PROBLEM STATEMENT
All lines featuring the string "funerarium" are to be listed.

Collection entries
+ + + +
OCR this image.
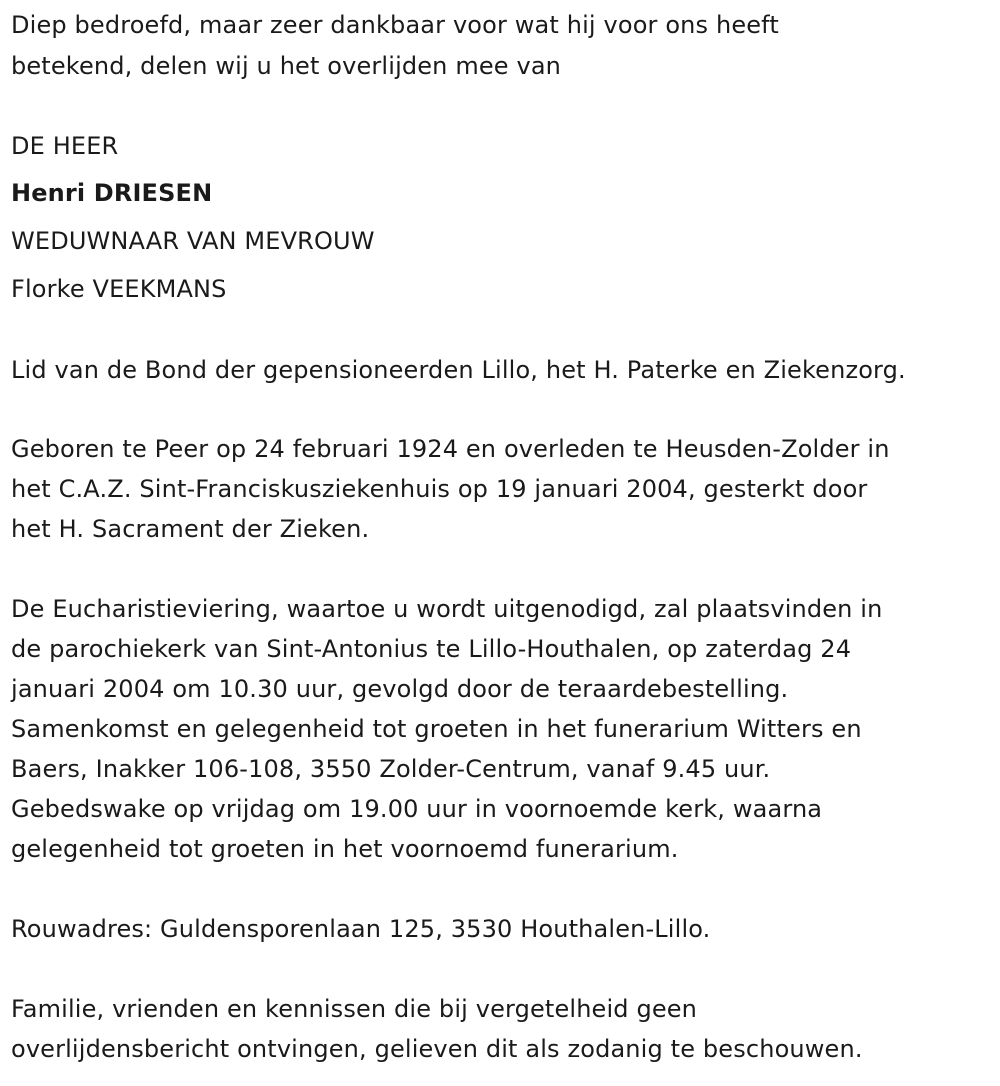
Diep bedroefd, maar zeer dankbaar voor wat hij voor ons heeft
betekend, delen wij u het overlijden mee van
DE HEER
Henri DRIESEN
WEDUWNAAR VAN MEVROUW
Florke VEEKMANS
Lid van de Bond der gepensioneerden Lillo, het H. Paterke en Ziekenzorg.
Geboren te Peer op 24 februari 1924 en overleden te Heusden-Zolder in
het C.A.Z. Sint-Franciskusziekenhuis op 19 januari 2004, gesterkt door
het H. Sacrament der Zieken.
De Eucharistieviering, waartoe u wordt uitgenodigd, zal plaatsvinden in
de parochiekerk van Sint-Antonius te Lillo-Houthalen, op zaterdag 24
januari 2004 om 10.30 uur, gevolgd door de teraardebestelling.
Samenkomst en gelegenheid tot groeten in het funerarium Witters en
Baers, Inakker 106-108, 3550 Zolder-Centrum, vanaf 9.45 uur.
Gebedswake op vrijdag om 19.00 uur in voornoemde kerk, waarna
gelegenheid tot groeten in het voornoemd funerarium.
Rouwadres: Guldensporenlaan 125, 3530 Houthalen-Lillo.
Familie, vrienden en kennissen die bij vergetelheid geen
overlijdensbericht ontvingen, gelieven dit als zodanig te beschouwen.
+ + + +
RESPONSE FOR THIS EXERCISE
Samenkomst en gelegenheid tot groeten in het funerarium Witters en
gelegenheid tot groeten in het voornoemd funerarium.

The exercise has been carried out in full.